— BEGIN Stored data —

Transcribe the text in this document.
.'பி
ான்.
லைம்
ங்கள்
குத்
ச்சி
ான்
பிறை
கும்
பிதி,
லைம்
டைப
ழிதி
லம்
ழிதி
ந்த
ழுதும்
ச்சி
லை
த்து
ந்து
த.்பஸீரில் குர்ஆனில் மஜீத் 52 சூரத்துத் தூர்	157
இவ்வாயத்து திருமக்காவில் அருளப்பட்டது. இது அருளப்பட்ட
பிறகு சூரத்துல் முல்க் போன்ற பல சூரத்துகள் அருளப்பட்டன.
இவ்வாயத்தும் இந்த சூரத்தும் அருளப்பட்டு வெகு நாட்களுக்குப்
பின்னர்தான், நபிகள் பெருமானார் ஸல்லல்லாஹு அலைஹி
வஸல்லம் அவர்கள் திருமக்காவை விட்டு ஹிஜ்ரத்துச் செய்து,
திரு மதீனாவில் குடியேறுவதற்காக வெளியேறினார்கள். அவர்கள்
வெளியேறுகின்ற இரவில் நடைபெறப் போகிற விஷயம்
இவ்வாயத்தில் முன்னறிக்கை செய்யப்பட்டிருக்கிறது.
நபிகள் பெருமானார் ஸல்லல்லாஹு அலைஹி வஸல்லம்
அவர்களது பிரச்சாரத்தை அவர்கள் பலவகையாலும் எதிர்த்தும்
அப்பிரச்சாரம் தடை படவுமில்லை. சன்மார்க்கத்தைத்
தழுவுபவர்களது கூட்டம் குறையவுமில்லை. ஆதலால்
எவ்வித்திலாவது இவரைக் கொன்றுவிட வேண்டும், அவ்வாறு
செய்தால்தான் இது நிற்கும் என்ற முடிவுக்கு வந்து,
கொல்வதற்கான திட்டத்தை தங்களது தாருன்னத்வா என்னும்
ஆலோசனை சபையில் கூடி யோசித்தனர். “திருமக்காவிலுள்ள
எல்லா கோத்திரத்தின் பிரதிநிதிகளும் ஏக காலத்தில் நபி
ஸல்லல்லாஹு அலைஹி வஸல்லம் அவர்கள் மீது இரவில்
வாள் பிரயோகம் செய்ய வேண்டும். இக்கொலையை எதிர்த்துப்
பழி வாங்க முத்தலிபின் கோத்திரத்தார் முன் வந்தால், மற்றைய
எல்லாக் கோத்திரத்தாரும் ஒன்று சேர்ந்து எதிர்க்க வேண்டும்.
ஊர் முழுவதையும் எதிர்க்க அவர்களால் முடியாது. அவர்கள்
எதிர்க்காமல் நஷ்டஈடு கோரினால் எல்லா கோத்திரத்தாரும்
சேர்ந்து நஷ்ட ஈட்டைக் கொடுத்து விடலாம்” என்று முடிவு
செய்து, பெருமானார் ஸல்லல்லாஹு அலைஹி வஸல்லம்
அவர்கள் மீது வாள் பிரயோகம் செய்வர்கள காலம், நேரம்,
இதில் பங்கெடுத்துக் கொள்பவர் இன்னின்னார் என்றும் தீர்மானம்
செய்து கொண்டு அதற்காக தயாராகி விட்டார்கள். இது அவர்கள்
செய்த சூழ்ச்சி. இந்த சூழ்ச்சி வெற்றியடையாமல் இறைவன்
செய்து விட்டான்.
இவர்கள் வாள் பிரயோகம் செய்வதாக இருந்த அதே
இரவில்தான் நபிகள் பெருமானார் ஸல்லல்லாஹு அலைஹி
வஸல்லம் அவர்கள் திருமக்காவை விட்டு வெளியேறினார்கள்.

— END Stored data —

Reproduce the material above without altering a single character.

Transcribe the text in this document.
.'பி
ான்.
லைம்
ங்கள்
குத்
ச்சி
ான்
பிறை
கும்
பிதி,
லைம்
டைப
ழிதி
லம்
ழிதி
ந்த
ழுதும்
ச்சி
லை
த்து
ந்து
த.்பஸீரில் குர்ஆனில் மஜீத் 52 சூரத்துத் தூர்	157
இவ்வாயத்து திருமக்காவில் அருளப்பட்டது. இது அருளப்பட்ட
பிறகு சூரத்துல் முல்க் போன்ற பல சூரத்துகள் அருளப்பட்டன.
இவ்வாயத்தும் இந்த சூரத்தும் அருளப்பட்டு வெகு நாட்களுக்குப்
பின்னர்தான், நபிகள் பெருமானார் ஸல்லல்லாஹு அலைஹி
வஸல்லம் அவர்கள் திருமக்காவை விட்டு ஹிஜ்ரத்துச் செய்து,
திரு மதீனாவில் குடியேறுவதற்காக வெளியேறினார்கள். அவர்கள்
வெளியேறுகின்ற இரவில் நடைபெறப் போகிற விஷயம்
இவ்வாயத்தில் முன்னறிக்கை செய்யப்பட்டிருக்கிறது.
நபிகள் பெருமானார் ஸல்லல்லாஹு அலைஹி வஸல்லம்
அவர்களது பிரச்சாரத்தை அவர்கள் பலவகையாலும் எதிர்த்தும்
அப்பிரச்சாரம் தடை படவுமில்லை. சன்மார்க்கத்தைத்
தழுவுபவர்களது கூட்டம் குறையவுமில்லை. ஆதலால்
எவ்வித்திலாவது இவரைக் கொன்றுவிட வேண்டும், அவ்வாறு
செய்தால்தான் இது நிற்கும் என்ற முடிவுக்கு வந்து,
கொல்வதற்கான திட்டத்தை தங்களது தாருன்னத்வா என்னும்
ஆலோசனை சபையில் கூடி யோசித்தனர். “திருமக்காவிலுள்ள
எல்லா கோத்திரத்தின் பிரதிநிதிகளும் ஏக காலத்தில் நபி
ஸல்லல்லாஹு அலைஹி வஸல்லம் அவர்கள் மீது இரவில்
வாள் பிரயோகம் செய்ய வேண்டும். இக்கொலையை எதிர்த்துப்
பழி வாங்க முத்தலிபின் கோத்திரத்தார் முன் வந்தால், மற்றைய
எல்லாக் கோத்திரத்தாரும் ஒன்று சேர்ந்து எதிர்க்க வேண்டும்.
ஊர் முழுவதையும் எதிர்க்க அவர்களால் முடியாது. அவர்கள்
எதிர்க்காமல் நஷ்டஈடு கோரினால் எல்லா கோத்திரத்தாரும்
சேர்ந்து நஷ்ட ஈட்டைக் கொடுத்து விடலாம்” என்று முடிவு
செய்து, பெருமானார் ஸல்லல்லாஹு அலைஹி வஸல்லம்
அவர்கள் மீது வாள் பிரயோகம் செய்வர்கள காலம், நேரம்,
இதில் பங்கெடுத்துக் கொள்பவர் இன்னின்னார் என்றும் தீர்மானம்
செய்து கொண்டு அதற்காக தயாராகி விட்டார்கள். இது அவர்கள்
செய்த சூழ்ச்சி. இந்த சூழ்ச்சி வெற்றியடையாமல் இறைவன்
செய்து விட்டான்.
இவர்கள் வாள் பிரயோகம் செய்வதாக இருந்த அதே
இரவில்தான் நபிகள் பெருமானார் ஸல்லல்லாஹு அலைஹி
வஸல்லம் அவர்கள் திருமக்காவை விட்டு வெளியேறினார்கள்.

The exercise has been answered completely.